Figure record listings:
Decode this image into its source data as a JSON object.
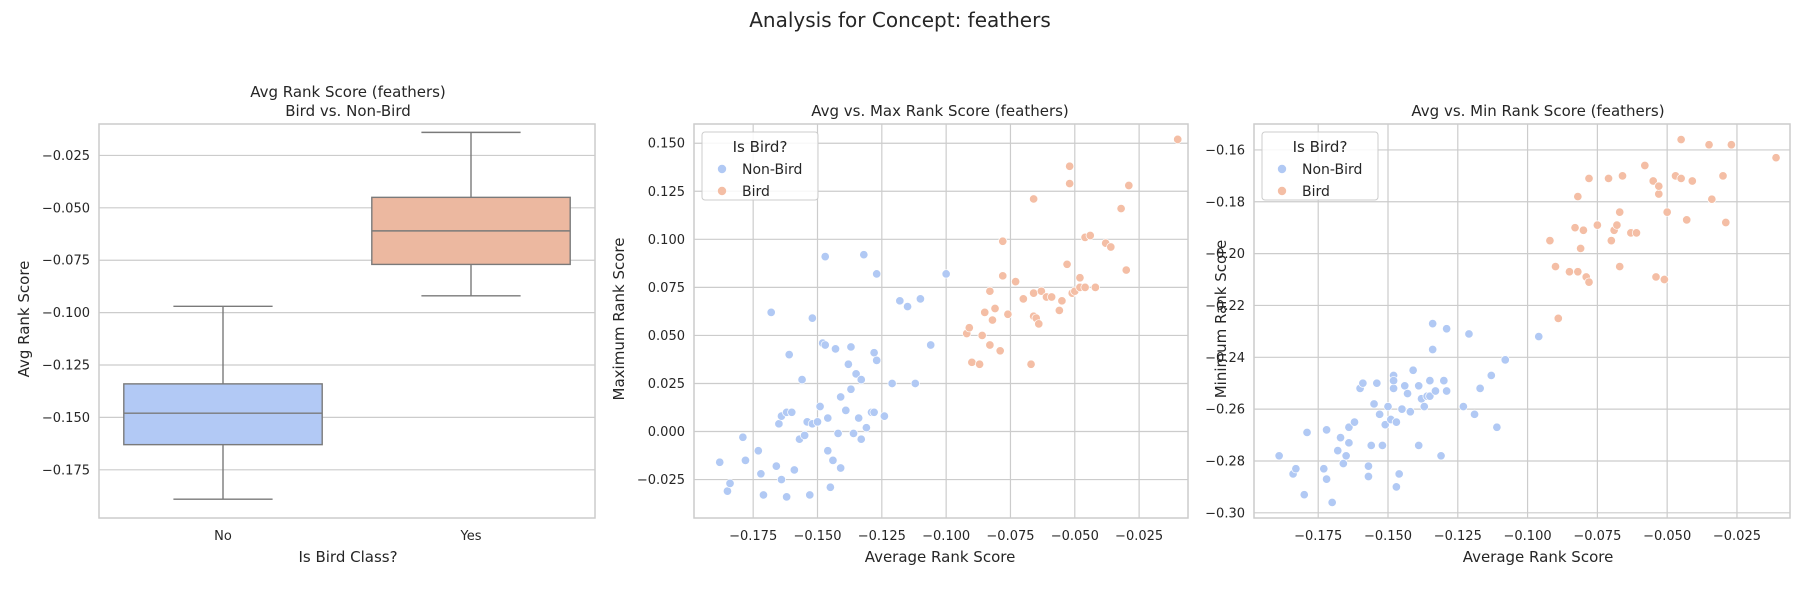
{
  "figure": {
    "suptitle": "Analysis for Concept: feathers"
  },
  "colors": {
    "non_bird": "#b1c9f4",
    "bird": "#f4bea5",
    "box_non_bird": "#b2c9f5",
    "box_bird": "#ecb8a0",
    "median_line": "#7a7a7a",
    "grid": "#cccccc"
  },
  "chart_data": [
    {
      "type": "box",
      "title_lines": [
        "Avg Rank Score (feathers)",
        "Bird vs. Non-Bird"
      ],
      "xlabel": "Is Bird Class?",
      "ylabel": "Avg Rank Score",
      "categories": [
        "No",
        "Yes"
      ],
      "ylim": [
        -0.198,
        -0.01
      ],
      "yticks": [
        -0.175,
        -0.15,
        -0.125,
        -0.1,
        -0.075,
        -0.05,
        -0.025
      ],
      "ytick_labels": [
        "−0.175",
        "−0.150",
        "−0.125",
        "−0.100",
        "−0.075",
        "−0.050",
        "−0.025"
      ],
      "boxes": [
        {
          "category": "No",
          "whisker_low": -0.189,
          "q1": -0.163,
          "median": -0.148,
          "q3": -0.134,
          "whisker_high": -0.097
        },
        {
          "category": "Yes",
          "whisker_low": -0.092,
          "q1": -0.077,
          "median": -0.061,
          "q3": -0.045,
          "whisker_high": -0.014
        }
      ],
      "grid": true
    },
    {
      "type": "scatter",
      "title": "Avg vs. Max Rank Score (feathers)",
      "xlabel": "Average Rank Score",
      "ylabel": "Maximum Rank Score",
      "xlim": [
        -0.198,
        -0.006
      ],
      "ylim": [
        -0.045,
        0.16
      ],
      "xticks": [
        -0.175,
        -0.15,
        -0.125,
        -0.1,
        -0.075,
        -0.05,
        -0.025
      ],
      "xtick_labels": [
        "−0.175",
        "−0.150",
        "−0.125",
        "−0.100",
        "−0.075",
        "−0.050",
        "−0.025"
      ],
      "yticks": [
        -0.025,
        0,
        0.025,
        0.05,
        0.075,
        0.1,
        0.125,
        0.15
      ],
      "ytick_labels": [
        "−0.025",
        "0.000",
        "0.025",
        "0.050",
        "0.075",
        "0.100",
        "0.125",
        "0.150"
      ],
      "legend": {
        "title": "Is Bird?",
        "entries": [
          "Non-Bird",
          "Bird"
        ],
        "placement": "upper-left"
      },
      "grid": true,
      "series": [
        {
          "name": "Non-Bird",
          "points": [
            [
              -0.188,
              -0.016
            ],
            [
              -0.185,
              -0.031
            ],
            [
              -0.184,
              -0.027
            ],
            [
              -0.179,
              -0.003
            ],
            [
              -0.178,
              -0.015
            ],
            [
              -0.173,
              -0.01
            ],
            [
              -0.172,
              -0.022
            ],
            [
              -0.171,
              -0.033
            ],
            [
              -0.168,
              0.062
            ],
            [
              -0.166,
              -0.018
            ],
            [
              -0.165,
              0.004
            ],
            [
              -0.164,
              -0.025
            ],
            [
              -0.164,
              0.008
            ],
            [
              -0.162,
              0.01
            ],
            [
              -0.162,
              -0.034
            ],
            [
              -0.161,
              0.04
            ],
            [
              -0.16,
              0.01
            ],
            [
              -0.159,
              -0.02
            ],
            [
              -0.157,
              -0.004
            ],
            [
              -0.156,
              0.027
            ],
            [
              -0.155,
              -0.002
            ],
            [
              -0.154,
              0.005
            ],
            [
              -0.153,
              -0.033
            ],
            [
              -0.152,
              0.059
            ],
            [
              -0.152,
              0.004
            ],
            [
              -0.15,
              0.005
            ],
            [
              -0.149,
              0.013
            ],
            [
              -0.148,
              0.046
            ],
            [
              -0.147,
              0.091
            ],
            [
              -0.147,
              0.045
            ],
            [
              -0.146,
              0.007
            ],
            [
              -0.146,
              -0.01
            ],
            [
              -0.145,
              -0.029
            ],
            [
              -0.144,
              -0.015
            ],
            [
              -0.143,
              0.043
            ],
            [
              -0.142,
              -0.001
            ],
            [
              -0.141,
              0.018
            ],
            [
              -0.141,
              -0.019
            ],
            [
              -0.139,
              0.011
            ],
            [
              -0.138,
              0.035
            ],
            [
              -0.137,
              0.022
            ],
            [
              -0.137,
              0.044
            ],
            [
              -0.136,
              -0.001
            ],
            [
              -0.135,
              0.03
            ],
            [
              -0.134,
              0.007
            ],
            [
              -0.133,
              -0.004
            ],
            [
              -0.133,
              0.027
            ],
            [
              -0.132,
              0.092
            ],
            [
              -0.131,
              0.002
            ],
            [
              -0.129,
              0.01
            ],
            [
              -0.128,
              0.01
            ],
            [
              -0.128,
              0.041
            ],
            [
              -0.127,
              0.037
            ],
            [
              -0.127,
              0.082
            ],
            [
              -0.124,
              0.008
            ],
            [
              -0.121,
              0.025
            ],
            [
              -0.118,
              0.068
            ],
            [
              -0.115,
              0.065
            ],
            [
              -0.112,
              0.025
            ],
            [
              -0.11,
              0.069
            ],
            [
              -0.106,
              0.045
            ],
            [
              -0.1,
              0.082
            ]
          ]
        },
        {
          "name": "Bird",
          "points": [
            [
              -0.092,
              0.051
            ],
            [
              -0.091,
              0.054
            ],
            [
              -0.09,
              0.036
            ],
            [
              -0.087,
              0.035
            ],
            [
              -0.086,
              0.05
            ],
            [
              -0.085,
              0.062
            ],
            [
              -0.083,
              0.045
            ],
            [
              -0.083,
              0.073
            ],
            [
              -0.082,
              0.058
            ],
            [
              -0.081,
              0.064
            ],
            [
              -0.079,
              0.042
            ],
            [
              -0.078,
              0.081
            ],
            [
              -0.078,
              0.099
            ],
            [
              -0.076,
              0.061
            ],
            [
              -0.073,
              0.078
            ],
            [
              -0.07,
              0.069
            ],
            [
              -0.067,
              0.035
            ],
            [
              -0.066,
              0.121
            ],
            [
              -0.066,
              0.06
            ],
            [
              -0.066,
              0.072
            ],
            [
              -0.065,
              0.059
            ],
            [
              -0.064,
              0.056
            ],
            [
              -0.063,
              0.073
            ],
            [
              -0.061,
              0.07
            ],
            [
              -0.059,
              0.07
            ],
            [
              -0.056,
              0.063
            ],
            [
              -0.055,
              0.068
            ],
            [
              -0.053,
              0.087
            ],
            [
              -0.052,
              0.129
            ],
            [
              -0.052,
              0.138
            ],
            [
              -0.051,
              0.072
            ],
            [
              -0.05,
              0.073
            ],
            [
              -0.048,
              0.075
            ],
            [
              -0.048,
              0.08
            ],
            [
              -0.046,
              0.101
            ],
            [
              -0.046,
              0.075
            ],
            [
              -0.044,
              0.102
            ],
            [
              -0.042,
              0.075
            ],
            [
              -0.038,
              0.098
            ],
            [
              -0.036,
              0.096
            ],
            [
              -0.032,
              0.116
            ],
            [
              -0.03,
              0.084
            ],
            [
              -0.029,
              0.128
            ],
            [
              -0.01,
              0.152
            ]
          ]
        }
      ]
    },
    {
      "type": "scatter",
      "title": "Avg vs. Min Rank Score (feathers)",
      "xlabel": "Average Rank Score",
      "ylabel": "Minimum Rank Score",
      "xlim": [
        -0.198,
        -0.006
      ],
      "ylim": [
        -0.302,
        -0.15
      ],
      "xticks": [
        -0.175,
        -0.15,
        -0.125,
        -0.1,
        -0.075,
        -0.05,
        -0.025
      ],
      "xtick_labels": [
        "−0.175",
        "−0.150",
        "−0.125",
        "−0.100",
        "−0.075",
        "−0.050",
        "−0.025"
      ],
      "yticks": [
        -0.3,
        -0.28,
        -0.26,
        -0.24,
        -0.22,
        -0.2,
        -0.18,
        -0.16
      ],
      "ytick_labels": [
        "−0.30",
        "−0.28",
        "−0.26",
        "−0.24",
        "−0.22",
        "−0.20",
        "−0.18",
        "−0.16"
      ],
      "legend": {
        "title": "Is Bird?",
        "entries": [
          "Non-Bird",
          "Bird"
        ],
        "placement": "upper-left"
      },
      "grid": true,
      "series": [
        {
          "name": "Non-Bird",
          "points": [
            [
              -0.189,
              -0.278
            ],
            [
              -0.184,
              -0.285
            ],
            [
              -0.183,
              -0.283
            ],
            [
              -0.18,
              -0.293
            ],
            [
              -0.179,
              -0.269
            ],
            [
              -0.173,
              -0.283
            ],
            [
              -0.172,
              -0.287
            ],
            [
              -0.172,
              -0.268
            ],
            [
              -0.17,
              -0.296
            ],
            [
              -0.168,
              -0.276
            ],
            [
              -0.167,
              -0.271
            ],
            [
              -0.166,
              -0.281
            ],
            [
              -0.165,
              -0.278
            ],
            [
              -0.164,
              -0.273
            ],
            [
              -0.164,
              -0.267
            ],
            [
              -0.162,
              -0.265
            ],
            [
              -0.16,
              -0.252
            ],
            [
              -0.159,
              -0.25
            ],
            [
              -0.157,
              -0.282
            ],
            [
              -0.157,
              -0.286
            ],
            [
              -0.156,
              -0.274
            ],
            [
              -0.155,
              -0.258
            ],
            [
              -0.154,
              -0.25
            ],
            [
              -0.153,
              -0.262
            ],
            [
              -0.152,
              -0.274
            ],
            [
              -0.151,
              -0.266
            ],
            [
              -0.15,
              -0.259
            ],
            [
              -0.149,
              -0.264
            ],
            [
              -0.148,
              -0.247
            ],
            [
              -0.148,
              -0.252
            ],
            [
              -0.148,
              -0.249
            ],
            [
              -0.147,
              -0.29
            ],
            [
              -0.147,
              -0.265
            ],
            [
              -0.146,
              -0.285
            ],
            [
              -0.145,
              -0.26
            ],
            [
              -0.144,
              -0.251
            ],
            [
              -0.143,
              -0.254
            ],
            [
              -0.142,
              -0.261
            ],
            [
              -0.141,
              -0.245
            ],
            [
              -0.139,
              -0.274
            ],
            [
              -0.139,
              -0.251
            ],
            [
              -0.138,
              -0.256
            ],
            [
              -0.137,
              -0.259
            ],
            [
              -0.136,
              -0.255
            ],
            [
              -0.135,
              -0.249
            ],
            [
              -0.135,
              -0.255
            ],
            [
              -0.134,
              -0.237
            ],
            [
              -0.134,
              -0.227
            ],
            [
              -0.133,
              -0.253
            ],
            [
              -0.131,
              -0.278
            ],
            [
              -0.13,
              -0.249
            ],
            [
              -0.129,
              -0.253
            ],
            [
              -0.129,
              -0.229
            ],
            [
              -0.129,
              -0.229
            ],
            [
              -0.123,
              -0.259
            ],
            [
              -0.121,
              -0.231
            ],
            [
              -0.119,
              -0.262
            ],
            [
              -0.117,
              -0.252
            ],
            [
              -0.113,
              -0.247
            ],
            [
              -0.111,
              -0.267
            ],
            [
              -0.108,
              -0.241
            ],
            [
              -0.096,
              -0.232
            ]
          ]
        },
        {
          "name": "Bird",
          "points": [
            [
              -0.092,
              -0.195
            ],
            [
              -0.09,
              -0.205
            ],
            [
              -0.089,
              -0.225
            ],
            [
              -0.085,
              -0.207
            ],
            [
              -0.083,
              -0.19
            ],
            [
              -0.082,
              -0.178
            ],
            [
              -0.082,
              -0.207
            ],
            [
              -0.081,
              -0.198
            ],
            [
              -0.08,
              -0.191
            ],
            [
              -0.079,
              -0.209
            ],
            [
              -0.078,
              -0.211
            ],
            [
              -0.078,
              -0.171
            ],
            [
              -0.075,
              -0.189
            ],
            [
              -0.071,
              -0.171
            ],
            [
              -0.07,
              -0.195
            ],
            [
              -0.069,
              -0.191
            ],
            [
              -0.068,
              -0.189
            ],
            [
              -0.067,
              -0.205
            ],
            [
              -0.067,
              -0.184
            ],
            [
              -0.066,
              -0.17
            ],
            [
              -0.063,
              -0.192
            ],
            [
              -0.061,
              -0.192
            ],
            [
              -0.058,
              -0.166
            ],
            [
              -0.055,
              -0.172
            ],
            [
              -0.054,
              -0.209
            ],
            [
              -0.053,
              -0.177
            ],
            [
              -0.053,
              -0.174
            ],
            [
              -0.051,
              -0.21
            ],
            [
              -0.05,
              -0.184
            ],
            [
              -0.047,
              -0.17
            ],
            [
              -0.045,
              -0.156
            ],
            [
              -0.045,
              -0.171
            ],
            [
              -0.043,
              -0.187
            ],
            [
              -0.041,
              -0.172
            ],
            [
              -0.035,
              -0.158
            ],
            [
              -0.034,
              -0.179
            ],
            [
              -0.03,
              -0.17
            ],
            [
              -0.029,
              -0.188
            ],
            [
              -0.027,
              -0.158
            ],
            [
              -0.011,
              -0.163
            ]
          ]
        }
      ]
    }
  ]
}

WHAT IS NEEDED ▸ Your task is to gather every line with the word "grid" and copy it.

RIGHT ANSWER ▸
    "grid": "#cccccc"
      "grid": true
      "grid": true,
      "grid": true,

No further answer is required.